* _PROBLEM DESCRIPTION_: Return every line below in which "fueron" appears.
=== DATA SUPPLIED ===
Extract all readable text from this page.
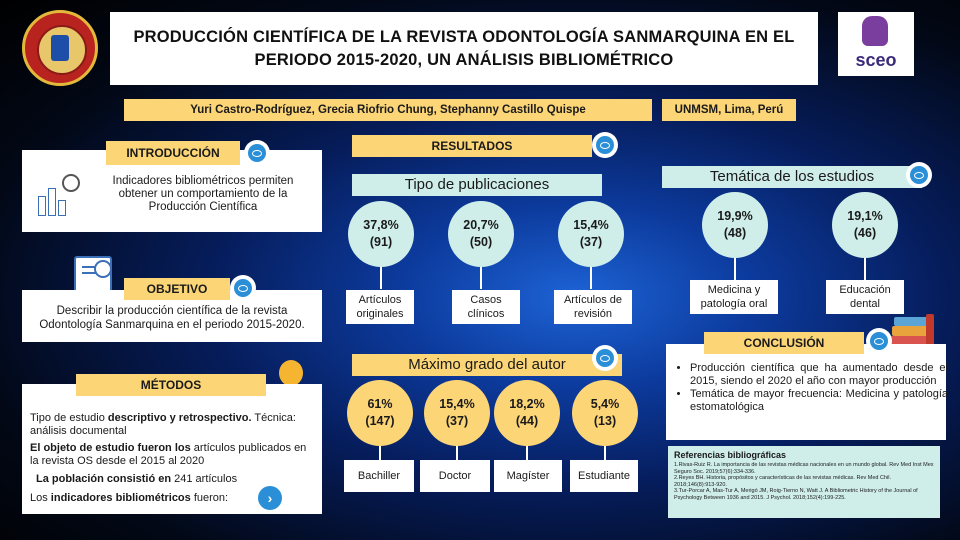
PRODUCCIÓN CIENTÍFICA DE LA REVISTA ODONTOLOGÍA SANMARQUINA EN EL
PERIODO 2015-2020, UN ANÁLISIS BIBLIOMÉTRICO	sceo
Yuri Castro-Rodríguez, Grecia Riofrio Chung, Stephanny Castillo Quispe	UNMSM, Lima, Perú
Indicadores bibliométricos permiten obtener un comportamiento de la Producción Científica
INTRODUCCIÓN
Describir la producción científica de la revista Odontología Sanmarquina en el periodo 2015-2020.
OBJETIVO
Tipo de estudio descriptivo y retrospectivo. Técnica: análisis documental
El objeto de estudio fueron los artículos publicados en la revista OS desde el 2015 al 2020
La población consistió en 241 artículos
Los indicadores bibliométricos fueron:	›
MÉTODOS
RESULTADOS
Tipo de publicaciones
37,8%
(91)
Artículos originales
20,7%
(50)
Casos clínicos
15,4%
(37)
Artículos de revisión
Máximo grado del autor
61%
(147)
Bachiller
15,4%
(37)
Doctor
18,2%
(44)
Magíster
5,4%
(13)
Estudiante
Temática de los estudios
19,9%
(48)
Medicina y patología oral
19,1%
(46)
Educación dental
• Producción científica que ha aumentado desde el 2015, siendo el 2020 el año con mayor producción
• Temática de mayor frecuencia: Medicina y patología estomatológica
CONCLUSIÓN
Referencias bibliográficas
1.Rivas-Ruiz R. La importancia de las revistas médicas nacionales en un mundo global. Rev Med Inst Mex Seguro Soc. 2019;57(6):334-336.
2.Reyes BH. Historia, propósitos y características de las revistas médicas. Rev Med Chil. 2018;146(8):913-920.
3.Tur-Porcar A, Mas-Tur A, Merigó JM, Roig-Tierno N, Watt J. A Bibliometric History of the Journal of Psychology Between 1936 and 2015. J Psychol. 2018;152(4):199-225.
===
=== DATA SUPPLIED ===
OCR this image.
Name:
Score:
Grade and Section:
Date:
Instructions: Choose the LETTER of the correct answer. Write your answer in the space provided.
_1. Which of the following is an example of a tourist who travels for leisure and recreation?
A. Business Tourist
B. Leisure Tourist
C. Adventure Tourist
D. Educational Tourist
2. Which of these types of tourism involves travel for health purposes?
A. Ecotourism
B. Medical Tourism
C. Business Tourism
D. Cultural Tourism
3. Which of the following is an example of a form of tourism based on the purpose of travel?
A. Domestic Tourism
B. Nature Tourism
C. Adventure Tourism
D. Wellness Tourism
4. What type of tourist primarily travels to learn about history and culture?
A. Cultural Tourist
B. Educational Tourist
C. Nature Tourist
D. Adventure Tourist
===
* _ANSWER TO THIS EXERCISE_:
El objeto de estudio fueron los artículos publicados en la revista OS desde el 2015 al 2020
Los indicadores bibliométricos fueron:	›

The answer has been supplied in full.